# Job
Each entry must be given again exactly; images do not belong in the copy.
::: Records shown :::
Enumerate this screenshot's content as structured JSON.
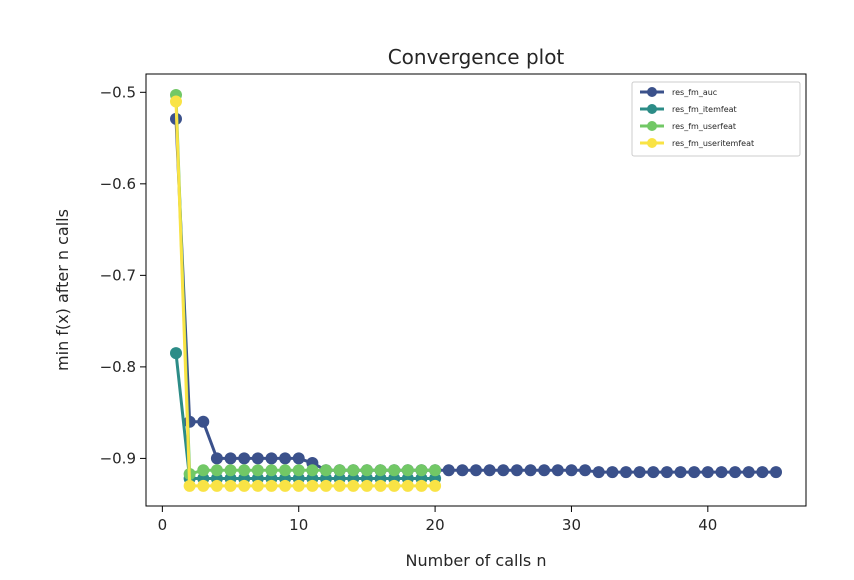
{
  "chart_data": {
    "type": "line",
    "title": "Convergence plot",
    "xlabel": "Number of calls n",
    "ylabel": "min f(x) after n calls",
    "xlim": [
      -1.2,
      47.2
    ],
    "ylim": [
      -0.952,
      -0.48
    ],
    "xticks": [
      0,
      10,
      20,
      30,
      40
    ],
    "yticks": [
      -0.5,
      -0.6,
      -0.7,
      -0.8,
      -0.9
    ],
    "xtick_labels": [
      "0",
      "10",
      "20",
      "30",
      "40"
    ],
    "ytick_labels": [
      "−0.5",
      "−0.6",
      "−0.7",
      "−0.8",
      "−0.9"
    ],
    "legend_position": "upper right",
    "grid": false,
    "series": [
      {
        "name": "res_fm_auc",
        "color": "#3b518b",
        "x": [
          1,
          2,
          3,
          4,
          5,
          6,
          7,
          8,
          9,
          10,
          11,
          12,
          13,
          14,
          15,
          16,
          17,
          18,
          19,
          20,
          21,
          22,
          23,
          24,
          25,
          26,
          27,
          28,
          29,
          30,
          31,
          32,
          33,
          34,
          35,
          36,
          37,
          38,
          39,
          40,
          41,
          42,
          43,
          44,
          45
        ],
        "y": [
          -0.529,
          -0.86,
          -0.86,
          -0.9,
          -0.9,
          -0.9,
          -0.9,
          -0.9,
          -0.9,
          -0.9,
          -0.905,
          -0.913,
          -0.913,
          -0.913,
          -0.913,
          -0.913,
          -0.913,
          -0.913,
          -0.913,
          -0.913,
          -0.913,
          -0.913,
          -0.913,
          -0.913,
          -0.913,
          -0.913,
          -0.913,
          -0.913,
          -0.913,
          -0.913,
          -0.913,
          -0.915,
          -0.915,
          -0.915,
          -0.915,
          -0.915,
          -0.915,
          -0.915,
          -0.915,
          -0.915,
          -0.915,
          -0.915,
          -0.915,
          -0.915,
          -0.915
        ]
      },
      {
        "name": "res_fm_itemfeat",
        "color": "#2c8c87",
        "x": [
          1,
          2,
          3,
          4,
          5,
          6,
          7,
          8,
          9,
          10,
          11,
          12,
          13,
          14,
          15,
          16,
          17,
          18,
          19,
          20
        ],
        "y": [
          -0.785,
          -0.922,
          -0.922,
          -0.922,
          -0.922,
          -0.922,
          -0.922,
          -0.922,
          -0.922,
          -0.922,
          -0.922,
          -0.922,
          -0.922,
          -0.922,
          -0.922,
          -0.922,
          -0.922,
          -0.922,
          -0.922,
          -0.922
        ]
      },
      {
        "name": "res_fm_userfeat",
        "color": "#72c866",
        "x": [
          1,
          2,
          3,
          4,
          5,
          6,
          7,
          8,
          9,
          10,
          11,
          12,
          13,
          14,
          15,
          16,
          17,
          18,
          19,
          20
        ],
        "y": [
          -0.503,
          -0.917,
          -0.913,
          -0.913,
          -0.913,
          -0.913,
          -0.913,
          -0.913,
          -0.913,
          -0.913,
          -0.913,
          -0.913,
          -0.913,
          -0.913,
          -0.913,
          -0.913,
          -0.913,
          -0.913,
          -0.913,
          -0.913
        ]
      },
      {
        "name": "res_fm_useritemfeat",
        "color": "#f9e345",
        "x": [
          1,
          2,
          3,
          4,
          5,
          6,
          7,
          8,
          9,
          10,
          11,
          12,
          13,
          14,
          15,
          16,
          17,
          18,
          19,
          20
        ],
        "y": [
          -0.51,
          -0.93,
          -0.93,
          -0.93,
          -0.93,
          -0.93,
          -0.93,
          -0.93,
          -0.93,
          -0.93,
          -0.93,
          -0.93,
          -0.93,
          -0.93,
          -0.93,
          -0.93,
          -0.93,
          -0.93,
          -0.93,
          -0.93
        ]
      }
    ]
  }
}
:::
# Task output
Enumerate this screenshot's content as structured JSON.
{
  "chart_data": {
    "type": "line",
    "title": "Convergence plot",
    "xlabel": "Number of calls n",
    "ylabel": "min f(x) after n calls",
    "xlim": [
      -1.2,
      47.2
    ],
    "ylim": [
      -0.952,
      -0.48
    ],
    "xticks": [
      0,
      10,
      20,
      30,
      40
    ],
    "yticks": [
      -0.5,
      -0.6,
      -0.7,
      -0.8,
      -0.9
    ],
    "xtick_labels": [
      "0",
      "10",
      "20",
      "30",
      "40"
    ],
    "ytick_labels": [
      "−0.5",
      "−0.6",
      "−0.7",
      "−0.8",
      "−0.9"
    ],
    "legend_position": "upper right",
    "grid": false,
    "series": [
      {
        "name": "res_fm_auc",
        "color": "#3b518b",
        "x": [
          1,
          2,
          3,
          4,
          5,
          6,
          7,
          8,
          9,
          10,
          11,
          12,
          13,
          14,
          15,
          16,
          17,
          18,
          19,
          20,
          21,
          22,
          23,
          24,
          25,
          26,
          27,
          28,
          29,
          30,
          31,
          32,
          33,
          34,
          35,
          36,
          37,
          38,
          39,
          40,
          41,
          42,
          43,
          44,
          45
        ],
        "y": [
          -0.529,
          -0.86,
          -0.86,
          -0.9,
          -0.9,
          -0.9,
          -0.9,
          -0.9,
          -0.9,
          -0.9,
          -0.905,
          -0.913,
          -0.913,
          -0.913,
          -0.913,
          -0.913,
          -0.913,
          -0.913,
          -0.913,
          -0.913,
          -0.913,
          -0.913,
          -0.913,
          -0.913,
          -0.913,
          -0.913,
          -0.913,
          -0.913,
          -0.913,
          -0.913,
          -0.913,
          -0.915,
          -0.915,
          -0.915,
          -0.915,
          -0.915,
          -0.915,
          -0.915,
          -0.915,
          -0.915,
          -0.915,
          -0.915,
          -0.915,
          -0.915,
          -0.915
        ]
      },
      {
        "name": "res_fm_itemfeat",
        "color": "#2c8c87",
        "x": [
          1,
          2,
          3,
          4,
          5,
          6,
          7,
          8,
          9,
          10,
          11,
          12,
          13,
          14,
          15,
          16,
          17,
          18,
          19,
          20
        ],
        "y": [
          -0.785,
          -0.922,
          -0.922,
          -0.922,
          -0.922,
          -0.922,
          -0.922,
          -0.922,
          -0.922,
          -0.922,
          -0.922,
          -0.922,
          -0.922,
          -0.922,
          -0.922,
          -0.922,
          -0.922,
          -0.922,
          -0.922,
          -0.922
        ]
      },
      {
        "name": "res_fm_userfeat",
        "color": "#72c866",
        "x": [
          1,
          2,
          3,
          4,
          5,
          6,
          7,
          8,
          9,
          10,
          11,
          12,
          13,
          14,
          15,
          16,
          17,
          18,
          19,
          20
        ],
        "y": [
          -0.503,
          -0.917,
          -0.913,
          -0.913,
          -0.913,
          -0.913,
          -0.913,
          -0.913,
          -0.913,
          -0.913,
          -0.913,
          -0.913,
          -0.913,
          -0.913,
          -0.913,
          -0.913,
          -0.913,
          -0.913,
          -0.913,
          -0.913
        ]
      },
      {
        "name": "res_fm_useritemfeat",
        "color": "#f9e345",
        "x": [
          1,
          2,
          3,
          4,
          5,
          6,
          7,
          8,
          9,
          10,
          11,
          12,
          13,
          14,
          15,
          16,
          17,
          18,
          19,
          20
        ],
        "y": [
          -0.51,
          -0.93,
          -0.93,
          -0.93,
          -0.93,
          -0.93,
          -0.93,
          -0.93,
          -0.93,
          -0.93,
          -0.93,
          -0.93,
          -0.93,
          -0.93,
          -0.93,
          -0.93,
          -0.93,
          -0.93,
          -0.93,
          -0.93
        ]
      }
    ]
  }
}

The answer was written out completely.